→ **What the task requires**: Could you convert the lines from the one containing "caret-down-icon: [206, 703, 216, 709]" up to and including the one containing "folder-person-icon: [19, 747, 41, 765]" into a JSON list of strings, one string per line, leaving out any blank lines?

--- Start of Supplied records ---

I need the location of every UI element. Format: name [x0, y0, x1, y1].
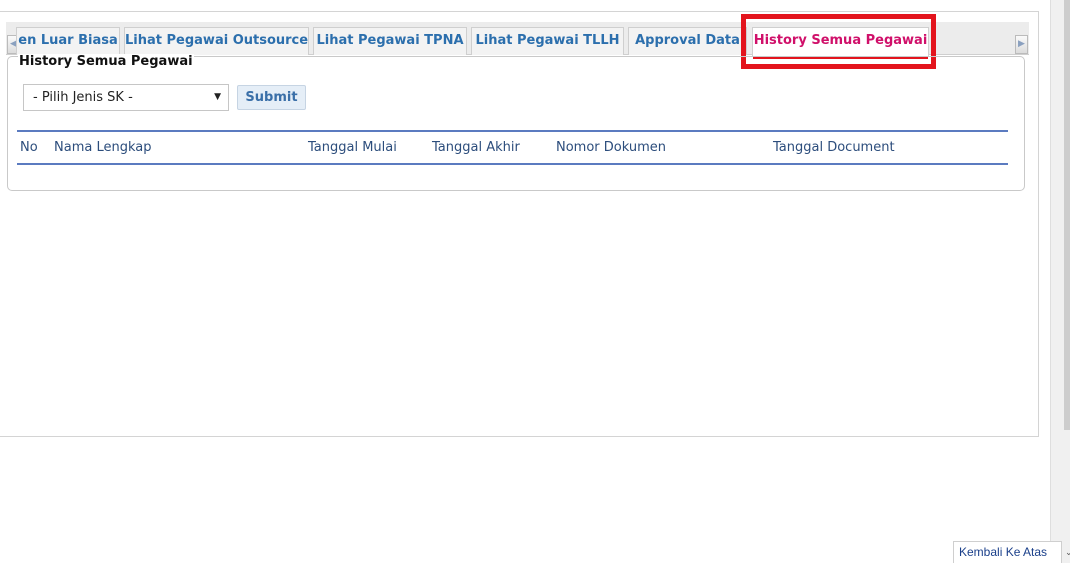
tab-lihat-pegawai-tpna[interactable]: Lihat Pegawai TPNA [313, 27, 467, 55]
column-header-nama-lengkap: Nama Lengkap [54, 140, 152, 155]
history-fieldset [7, 56, 1025, 191]
tab-label: History Semua Pegawai [753, 33, 928, 48]
tab-lihat-pegawai-outsource[interactable]: Lihat Pegawai Outsource [124, 27, 309, 55]
column-header-tanggal-document: Tanggal Document [773, 140, 895, 155]
tab-label: Approval Data [635, 33, 740, 48]
section-title: History Semua Pegawai [18, 54, 194, 69]
chevron-down-icon: ⌄ [1065, 548, 1070, 558]
tab-label: en Luar Biasa [18, 33, 118, 48]
column-header-tanggal-mulai: Tanggal Mulai [308, 140, 397, 155]
tab-label: Lihat Pegawai TPNA [316, 33, 464, 48]
tab-pegawai-luar-biasa[interactable]: en Luar Biasa [16, 27, 120, 55]
select-value: - Pilih Jenis SK - [33, 90, 133, 105]
scrollbar-thumb[interactable] [1064, 0, 1070, 430]
column-header-nomor-dokumen: Nomor Dokumen [556, 140, 667, 155]
tab-scroll-right-button[interactable]: ▶ [1015, 35, 1028, 54]
table-header-bottom-border [17, 163, 1008, 165]
tab-approval-data[interactable]: Approval Data [628, 27, 747, 55]
tab-history-semua-pegawai[interactable]: History Semua Pegawai [752, 27, 929, 57]
jenis-sk-select[interactable]: - Pilih Jenis SK - ▼ [23, 84, 229, 111]
tab-label: Lihat Pegawai Outsource [125, 33, 309, 48]
dropdown-arrow-icon: ▼ [214, 92, 221, 102]
back-to-top-link[interactable]: Kembali Ke Atas [953, 541, 1062, 563]
column-header-no: No [20, 140, 38, 155]
submit-button[interactable]: Submit [237, 85, 306, 110]
table-header-top-border [17, 130, 1008, 132]
tab-lihat-pegawai-tllh[interactable]: Lihat Pegawai TLLH [471, 27, 624, 55]
column-header-tanggal-akhir: Tanggal Akhir [432, 140, 520, 155]
tab-label: Lihat Pegawai TLLH [475, 33, 620, 48]
chevron-right-icon: ▶ [1018, 39, 1025, 49]
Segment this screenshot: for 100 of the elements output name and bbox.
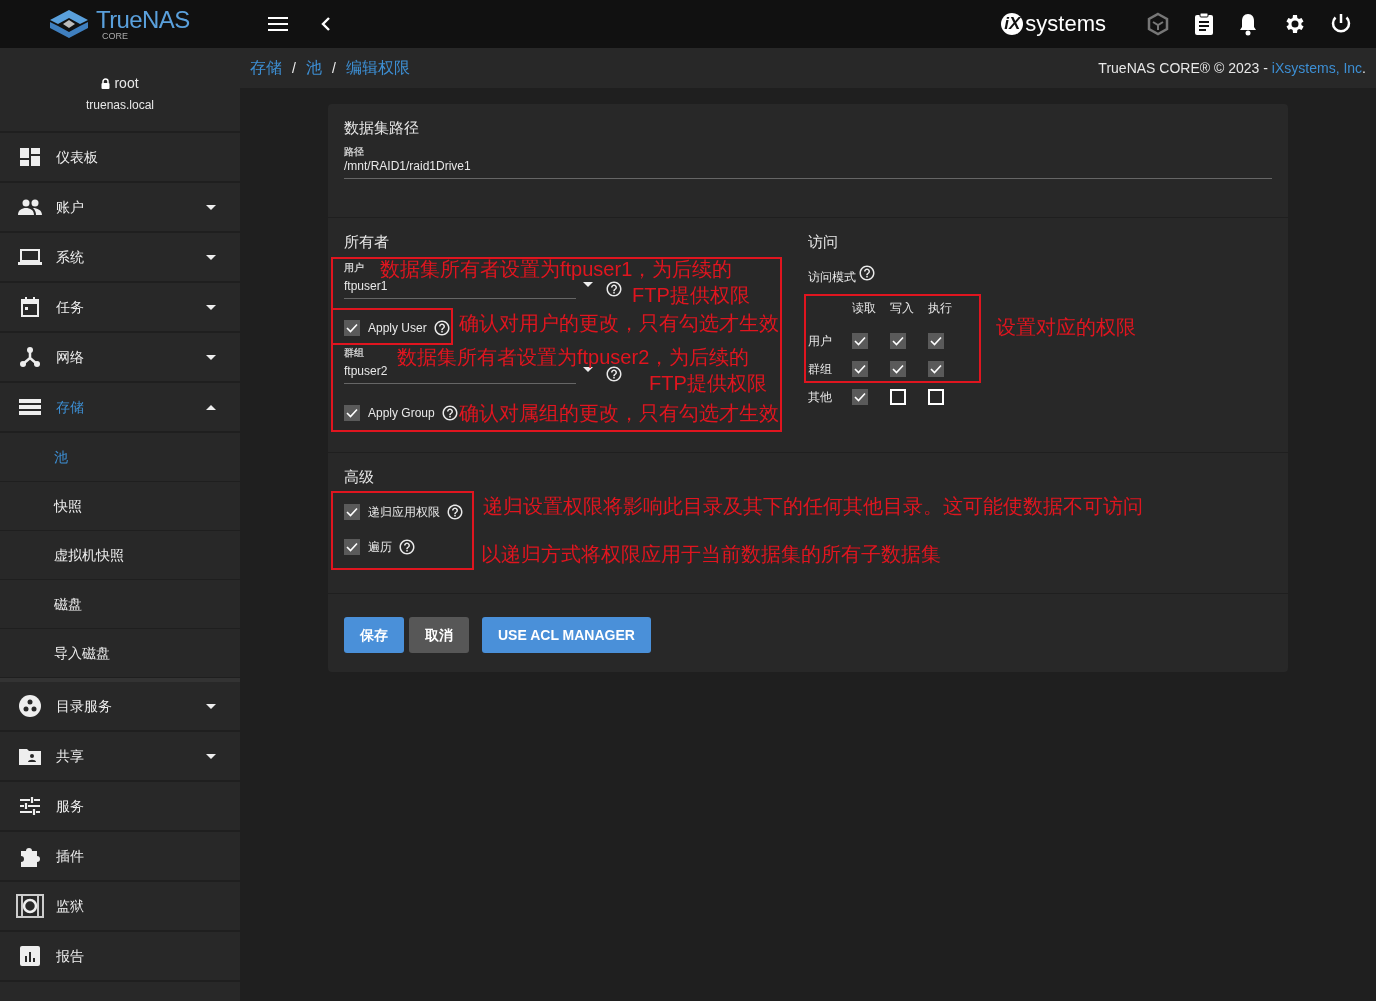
caret-down-icon: [206, 703, 216, 709]
storage-icon: [19, 399, 41, 415]
section-title: 所有者: [344, 232, 390, 252]
checkbox[interactable]: [928, 389, 944, 405]
breadcrumb-link[interactable]: 池: [305, 56, 322, 80]
sidebar-subitem[interactable]: 快照: [0, 482, 240, 531]
annotation-text: FTP提供权限: [632, 283, 750, 307]
help-icon[interactable]: [432, 319, 451, 337]
cancel-button[interactable]: 取消: [409, 617, 469, 653]
section-title: 访问: [808, 232, 839, 252]
cube-icon[interactable]: [1146, 12, 1170, 36]
power-icon[interactable]: [1330, 13, 1352, 35]
checkbox[interactable]: [852, 333, 868, 349]
annotation-text: 确认对属组的更改，只有勾选才生效: [459, 401, 779, 425]
bell-icon[interactable]: [1238, 12, 1258, 36]
row-label: 用户: [808, 333, 833, 350]
sidebar-item[interactable]: 共享: [0, 732, 240, 782]
row-label: 群组: [808, 361, 833, 378]
help-icon[interactable]: [446, 503, 464, 521]
field-label: 群组: [344, 347, 364, 359]
checkbox-label: Apply User: [368, 320, 427, 337]
dots-circle-icon: [19, 695, 41, 717]
checkbox[interactable]: [852, 389, 868, 405]
breadcrumb-separator: /: [331, 58, 336, 78]
dashboard-icon: [20, 148, 40, 166]
people-icon: [18, 199, 42, 215]
checkbox-label: 遍历: [368, 539, 392, 556]
row-label: 其他: [808, 389, 833, 406]
annotation-text: 以递归方式将权限应用于当前数据集的所有子数据集: [481, 542, 941, 566]
host-name: truenas.local: [85, 97, 154, 114]
checkbox[interactable]: [890, 361, 906, 377]
calendar-icon: [21, 297, 39, 317]
sidebar-item[interactable]: 插件: [0, 832, 240, 882]
checkbox[interactable]: [344, 320, 360, 336]
field-label: 用户: [344, 262, 364, 274]
laptop-icon: [18, 249, 42, 265]
copyright-end: .: [1362, 58, 1366, 78]
sidebar-item[interactable]: 存储: [0, 383, 240, 433]
checkbox-label: 递归应用权限: [368, 504, 440, 521]
sidebar-item[interactable]: 网络: [0, 333, 240, 383]
help-icon[interactable]: [605, 280, 623, 298]
copyright-text: TrueNAS CORE® © 2023 -: [1098, 58, 1268, 78]
sidebar-item[interactable]: 账户: [0, 183, 240, 233]
checkbox-label: Apply Group: [368, 405, 435, 422]
path-field[interactable]: 路径 /mnt/RAID1/raid1Drive1: [344, 146, 1272, 179]
folder-person-icon: [19, 747, 41, 765]
checkbox[interactable]: [928, 333, 944, 349]
cage-icon: [16, 894, 44, 918]
bar-chart-icon: [20, 946, 40, 966]
sliders-icon: [20, 796, 40, 816]
user-name: root: [114, 74, 139, 93]
column-header: 写入: [890, 300, 915, 317]
help-icon[interactable]: [440, 404, 459, 422]
annotation-text: 确认对用户的更改，只有勾选才生效: [459, 311, 779, 335]
sidebar-item[interactable]: 仪表板: [0, 133, 240, 183]
sidebar-subitem[interactable]: 池: [0, 433, 240, 482]
sidebar-subitem[interactable]: 虚拟机快照: [0, 531, 240, 580]
sidebar-item[interactable]: 监狱: [0, 882, 240, 932]
column-header: 执行: [928, 300, 953, 317]
network-icon: [20, 347, 40, 367]
caret-down-icon: [206, 304, 216, 310]
checkbox[interactable]: [344, 405, 360, 421]
annotation-text: 设置对应的权限: [996, 315, 1136, 339]
annotation-text: FTP提供权限: [649, 371, 767, 395]
checkbox[interactable]: [344, 504, 360, 520]
chevron-left-icon: [321, 17, 331, 31]
sidebar-subitem[interactable]: 磁盘: [0, 580, 240, 629]
checkbox[interactable]: [928, 361, 944, 377]
checkbox[interactable]: [344, 539, 360, 555]
clipboard-icon[interactable]: [1194, 12, 1214, 36]
column-header: 读取: [852, 300, 877, 317]
section-title: 高级: [344, 467, 375, 487]
caret-down-icon: [206, 254, 216, 260]
lock-icon: [101, 78, 111, 89]
checkbox[interactable]: [890, 389, 906, 405]
breadcrumb-separator: /: [292, 58, 296, 78]
sidebar-item[interactable]: 报告: [0, 932, 240, 982]
annotation-text: 递归设置权限将影响此目录及其下的任何其他目录。这可能使数据不可访问: [483, 494, 1143, 518]
logo-subtext: CORE: [101, 31, 129, 41]
sidebar-item[interactable]: 目录服务: [0, 682, 240, 732]
checkbox[interactable]: [890, 333, 906, 349]
help-icon[interactable]: [398, 538, 416, 556]
breadcrumb-link[interactable]: 存储: [250, 56, 282, 80]
sidebar-item[interactable]: 系统: [0, 233, 240, 283]
caret-down-icon: [583, 282, 593, 287]
vendor-badge: iX: [1001, 13, 1024, 35]
caret-down-icon: [206, 354, 216, 360]
checkbox[interactable]: [852, 361, 868, 377]
field-label: 访问模式: [808, 268, 856, 286]
caret-down-icon: [206, 204, 216, 210]
help-icon[interactable]: [858, 264, 876, 282]
sidebar-item[interactable]: 任务: [0, 283, 240, 333]
logo-icon: [50, 10, 88, 38]
caret-up-icon: [206, 404, 216, 410]
puzzle-icon: [19, 845, 41, 867]
caret-down-icon: [206, 753, 216, 759]
section-title: 数据集路径: [344, 118, 420, 138]
vendor-text: systems: [1025, 13, 1106, 35]
sidebar-item[interactable]: 服务: [0, 782, 240, 832]
breadcrumb-link[interactable]: 编辑权限: [345, 56, 410, 80]
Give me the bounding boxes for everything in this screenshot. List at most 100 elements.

--- End of Supplied records ---

→ **Answer for the task**:
[
  "caret-down-icon: [206, 703, 216, 709]",
  "storage-icon: [19, 399, 41, 415]",
  "section-title: 所有者: [344, 232, 390, 252]",
  "checkbox[interactable]: [928, 389, 944, 405]",
  "breadcrumb-link[interactable]: 池: [305, 56, 322, 80]",
  "sidebar-subitem[interactable]: 快照: [0, 482, 240, 531]",
  "annotation-text: FTP提供权限: [632, 283, 750, 307]",
  "help-icon[interactable]: [432, 319, 451, 337]",
  "cancel-button[interactable]: 取消: [409, 617, 469, 653]",
  "section-title: 访问: [808, 232, 839, 252]",
  "cube-icon[interactable]: [1146, 12, 1170, 36]",
  "power-icon[interactable]: [1330, 13, 1352, 35]",
  "checkbox[interactable]: [852, 333, 868, 349]",
  "annotation-text: 确认对属组的更改，只有勾选才生效: [459, 401, 779, 425]",
  "bell-icon[interactable]: [1238, 12, 1258, 36]",
  "row-label: 用户: [808, 333, 833, 350]",
  "sidebar-item[interactable]: 共享: [0, 732, 240, 782]",
  "row-label: 群组: [808, 361, 833, 378]",
  "help-icon[interactable]: [446, 503, 464, 521]",
  "field-label: 群组: [344, 347, 364, 359]",
  "checkbox-label: Apply User: [368, 320, 427, 337]",
  "dots-circle-icon: [19, 695, 41, 717]",
  "checkbox[interactable]: [852, 389, 868, 405]",
  "breadcrumb-separator: /: [331, 58, 336, 78]",
  "dashboard-icon: [20, 148, 40, 166]",
  "people-icon: [18, 199, 42, 215]",
  "checkbox-label: 遍历: [368, 539, 392, 556]",
  "row-label: 其他: [808, 389, 833, 406]",
  "annotation-text: 以递归方式将权限应用于当前数据集的所有子数据集: [481, 542, 941, 566]",
  "host-name: truenas.local: [85, 97, 154, 114]",
  "checkbox[interactable]: [890, 361, 906, 377]",
  "calendar-icon: [21, 297, 39, 317]",
  "sidebar-item[interactable]: 插件: [0, 832, 240, 882]",
  "checkbox[interactable]: [344, 320, 360, 336]",
  "field-label: 用户: [344, 262, 364, 274]",
  "laptop-icon: [18, 249, 42, 265]",
  "copyright-end: .: [1362, 58, 1366, 78]",
  "sidebar-item[interactable]: 存储: [0, 383, 240, 433]",
  "checkbox-label: 递归应用权限: [368, 504, 440, 521]",
  "sidebar-item[interactable]: 网络: [0, 333, 240, 383]",
  "help-icon[interactable]: [605, 280, 623, 298]",
  "copyright-text: TrueNAS CORE® © 2023 -: [1098, 58, 1268, 78]",
  "sidebar-item[interactable]: 账户: [0, 183, 240, 233]",
  "checkbox-label: Apply Group: [368, 405, 435, 422]",
  "path-field[interactable]: 路径 /mnt/RAID1/raid1Drive1: [344, 146, 1272, 179]",
  "folder-person-icon: [19, 747, 41, 765]"
]